- **WHAT YOU ARE ASKED TO DO**: Reproduce every entry below precisely; do not include the pictures.

Stored entries
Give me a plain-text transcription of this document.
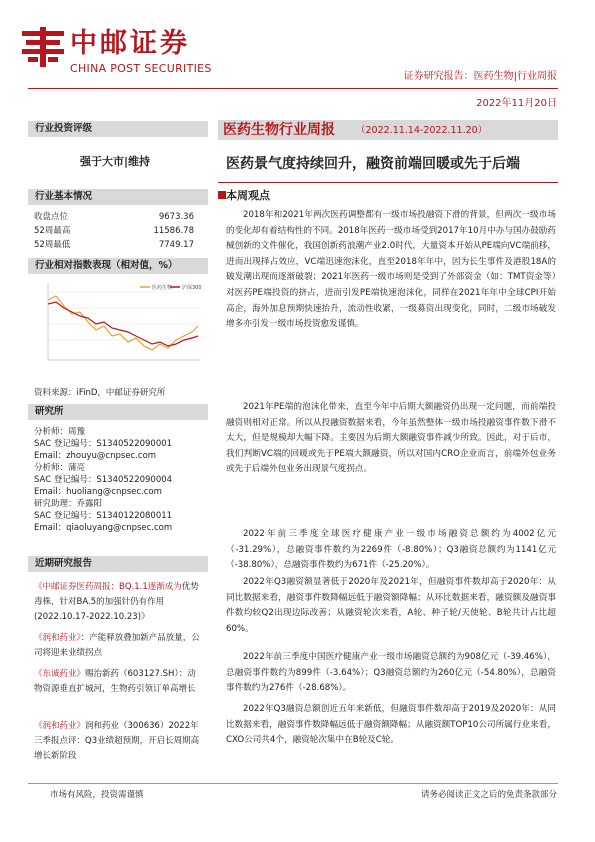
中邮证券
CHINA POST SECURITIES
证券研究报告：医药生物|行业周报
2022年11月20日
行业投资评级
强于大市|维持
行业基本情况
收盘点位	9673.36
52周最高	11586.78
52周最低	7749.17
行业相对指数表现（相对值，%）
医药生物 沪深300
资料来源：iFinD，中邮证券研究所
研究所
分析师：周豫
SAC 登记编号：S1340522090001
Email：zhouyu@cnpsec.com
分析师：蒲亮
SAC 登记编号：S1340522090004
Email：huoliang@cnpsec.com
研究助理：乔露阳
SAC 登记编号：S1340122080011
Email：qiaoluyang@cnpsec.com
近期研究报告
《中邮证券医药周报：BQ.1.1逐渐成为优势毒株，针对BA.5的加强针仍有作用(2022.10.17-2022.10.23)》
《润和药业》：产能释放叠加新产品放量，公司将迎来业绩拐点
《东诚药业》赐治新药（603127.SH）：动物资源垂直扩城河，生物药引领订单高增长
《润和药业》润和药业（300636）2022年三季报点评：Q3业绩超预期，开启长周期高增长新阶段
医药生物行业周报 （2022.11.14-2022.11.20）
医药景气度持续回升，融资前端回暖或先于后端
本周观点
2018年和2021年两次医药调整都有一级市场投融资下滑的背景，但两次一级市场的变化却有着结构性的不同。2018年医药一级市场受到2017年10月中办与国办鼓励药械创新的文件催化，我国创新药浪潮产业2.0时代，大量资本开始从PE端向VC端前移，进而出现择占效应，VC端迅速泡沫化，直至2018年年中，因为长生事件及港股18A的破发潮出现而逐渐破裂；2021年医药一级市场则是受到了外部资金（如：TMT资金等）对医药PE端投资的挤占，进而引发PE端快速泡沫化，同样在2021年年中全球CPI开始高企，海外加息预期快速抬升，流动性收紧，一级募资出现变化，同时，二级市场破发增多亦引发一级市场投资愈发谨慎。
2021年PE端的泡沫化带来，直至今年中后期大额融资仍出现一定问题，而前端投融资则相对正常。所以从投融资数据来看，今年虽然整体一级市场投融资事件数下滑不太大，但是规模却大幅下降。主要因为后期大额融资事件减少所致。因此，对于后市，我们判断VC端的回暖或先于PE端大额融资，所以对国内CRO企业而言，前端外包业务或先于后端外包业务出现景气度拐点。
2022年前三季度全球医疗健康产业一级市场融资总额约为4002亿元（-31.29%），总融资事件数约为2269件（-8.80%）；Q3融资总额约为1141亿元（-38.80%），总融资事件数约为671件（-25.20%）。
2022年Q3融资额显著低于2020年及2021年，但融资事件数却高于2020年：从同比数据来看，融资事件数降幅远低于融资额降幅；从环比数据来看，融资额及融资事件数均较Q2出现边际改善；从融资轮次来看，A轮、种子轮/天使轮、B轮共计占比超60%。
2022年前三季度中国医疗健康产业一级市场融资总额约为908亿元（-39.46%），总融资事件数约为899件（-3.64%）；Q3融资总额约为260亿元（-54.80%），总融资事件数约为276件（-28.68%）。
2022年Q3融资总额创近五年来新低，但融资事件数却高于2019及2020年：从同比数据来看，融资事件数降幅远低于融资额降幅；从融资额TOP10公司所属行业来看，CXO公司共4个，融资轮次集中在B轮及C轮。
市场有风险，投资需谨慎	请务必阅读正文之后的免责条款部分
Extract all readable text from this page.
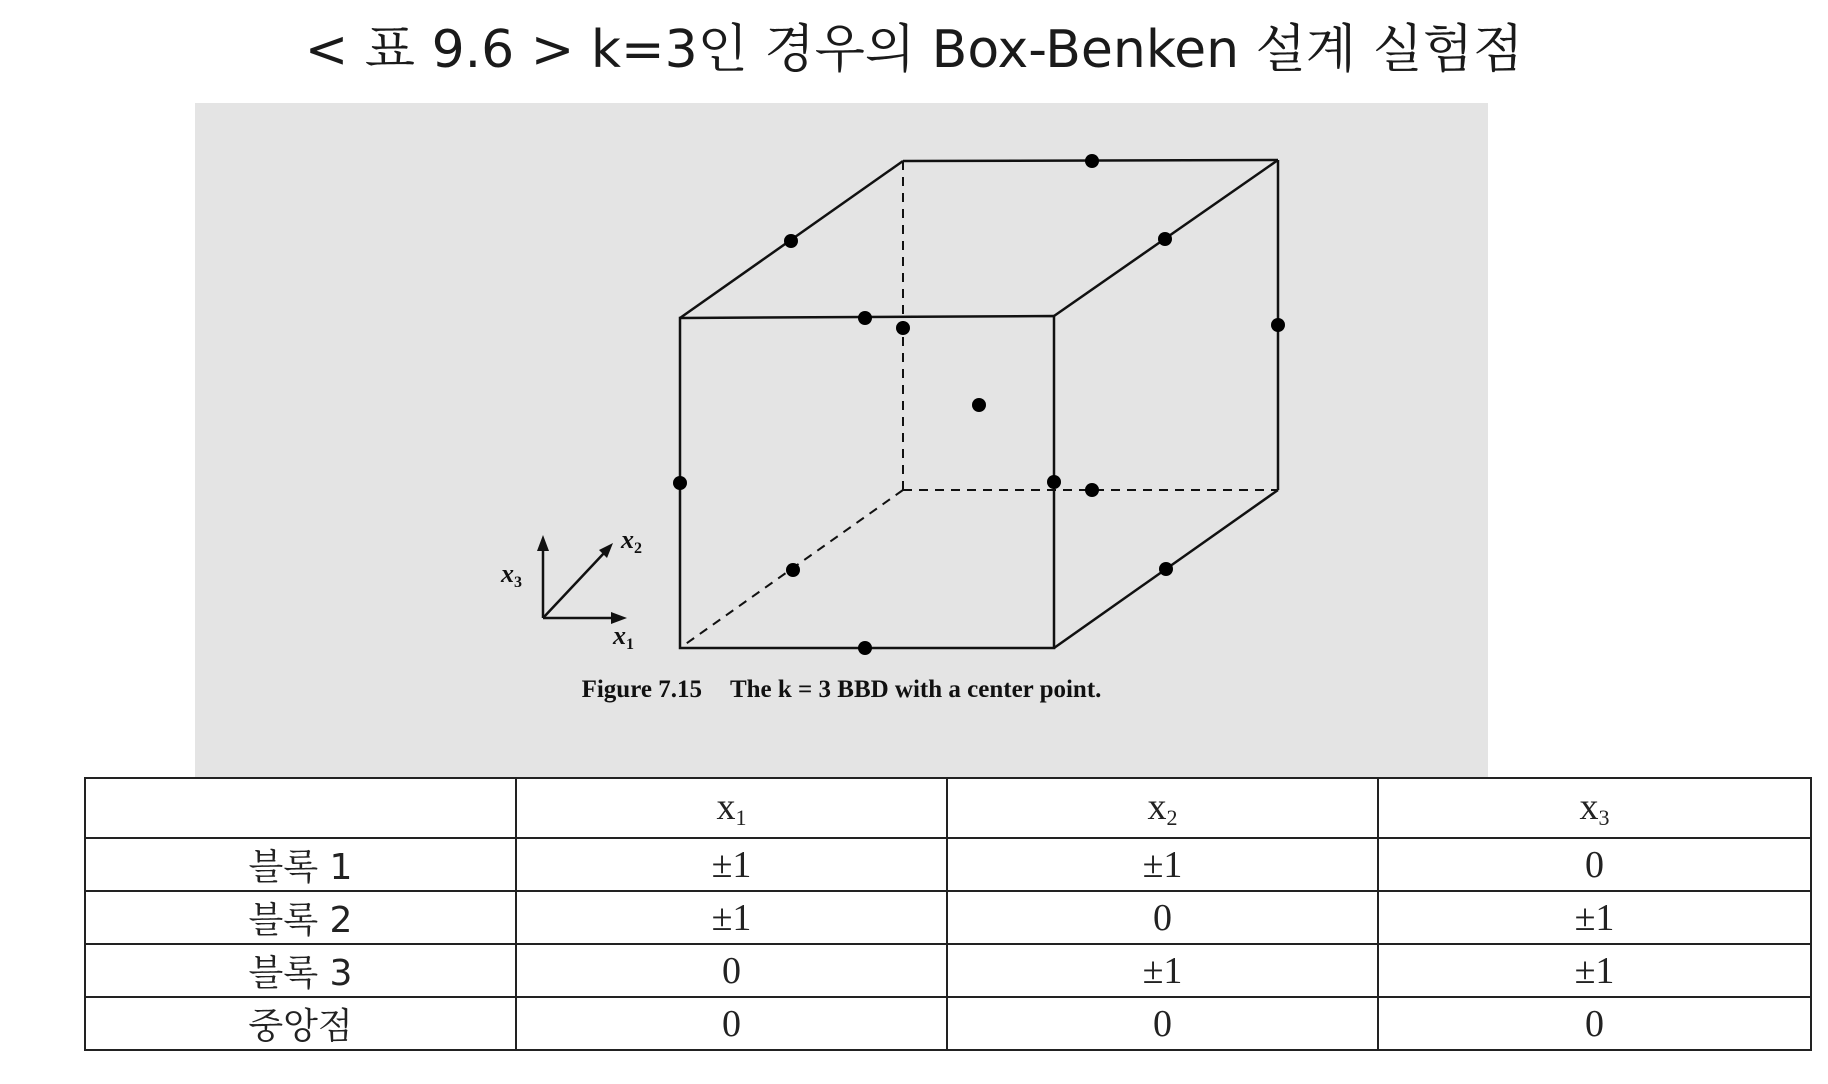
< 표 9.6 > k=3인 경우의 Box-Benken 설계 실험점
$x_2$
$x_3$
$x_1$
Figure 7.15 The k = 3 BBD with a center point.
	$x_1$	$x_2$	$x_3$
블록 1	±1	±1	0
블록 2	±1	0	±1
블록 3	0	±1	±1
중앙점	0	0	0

- **CORRECT OUTPUT**:
Give me a plain-text transcription of this document.
中邮证券
CHINA POST SECURITIES
证券研究报告：医药生物|行业周报
2022年11月20日
行业投资评级
强于大市|维持
行业基本情况
收盘点位	9673.36
52周最高	11586.78
52周最低	7749.17
行业相对指数表现（相对值，%）
医药生物 沪深300
资料来源：iFinD，中邮证券研究所
研究所
分析师：周豫
SAC 登记编号：S1340522090001
Email：zhouyu@cnpsec.com
分析师：蒲亮
SAC 登记编号：S1340522090004
Email：huoliang@cnpsec.com
研究助理：乔露阳
SAC 登记编号：S1340122080011
Email：qiaoluyang@cnpsec.com
近期研究报告
《中邮证券医药周报：BQ.1.1逐渐成为优势毒株，针对BA.5的加强针仍有作用(2022.10.17-2022.10.23)》
《润和药业》：产能释放叠加新产品放量，公司将迎来业绩拐点
《东诚药业》赐治新药（603127.SH）：动物资源垂直扩城河，生物药引领订单高增长
《润和药业》润和药业（300636）2022年三季报点评：Q3业绩超预期，开启长周期高增长新阶段
医药生物行业周报 （2022.11.14-2022.11.20）
医药景气度持续回升，融资前端回暖或先于后端
本周观点
2018年和2021年两次医药调整都有一级市场投融资下滑的背景，但两次一级市场的变化却有着结构性的不同。2018年医药一级市场受到2017年10月中办与国办鼓励药械创新的文件催化，我国创新药浪潮产业2.0时代，大量资本开始从PE端向VC端前移，进而出现择占效应，VC端迅速泡沫化，直至2018年年中，因为长生事件及港股18A的破发潮出现而逐渐破裂；2021年医药一级市场则是受到了外部资金（如：TMT资金等）对医药PE端投资的挤占，进而引发PE端快速泡沫化，同样在2021年年中全球CPI开始高企，海外加息预期快速抬升，流动性收紧，一级募资出现变化，同时，二级市场破发增多亦引发一级市场投资愈发谨慎。
2021年PE端的泡沫化带来，直至今年中后期大额融资仍出现一定问题，而前端投融资则相对正常。所以从投融资数据来看，今年虽然整体一级市场投融资事件数下滑不太大，但是规模却大幅下降。主要因为后期大额融资事件减少所致。因此，对于后市，我们判断VC端的回暖或先于PE端大额融资，所以对国内CRO企业而言，前端外包业务或先于后端外包业务出现景气度拐点。
2022年前三季度全球医疗健康产业一级市场融资总额约为4002亿元（-31.29%），总融资事件数约为2269件（-8.80%）；Q3融资总额约为1141亿元（-38.80%），总融资事件数约为671件（-25.20%）。
2022年Q3融资额显著低于2020年及2021年，但融资事件数却高于2020年：从同比数据来看，融资事件数降幅远低于融资额降幅；从环比数据来看，融资额及融资事件数均较Q2出现边际改善；从融资轮次来看，A轮、种子轮/天使轮、B轮共计占比超60%。
2022年前三季度中国医疗健康产业一级市场融资总额约为908亿元（-39.46%），总融资事件数约为899件（-3.64%）；Q3融资总额约为260亿元（-54.80%），总融资事件数约为276件（-28.68%）。
2022年Q3融资总额创近五年来新低，但融资事件数却高于2019及2020年：从同比数据来看，融资事件数降幅远低于融资额降幅；从融资额TOP10公司所属行业来看，CXO公司共4个，融资轮次集中在B轮及C轮。
市场有风险，投资需谨慎	请务必阅读正文之后的免责条款部分
Extract all readable text from this page.
< 표 9.6 > k=3인 경우의 Box-Benken 설계 실험점
$x_2$
$x_3$
$x_1$
Figure 7.15 The k = 3 BBD with a center point.
	$x_1$	$x_2$	$x_3$
블록 1	±1	±1	0
블록 2	±1	0	±1
블록 3	0	±1	±1
중앙점	0	0	0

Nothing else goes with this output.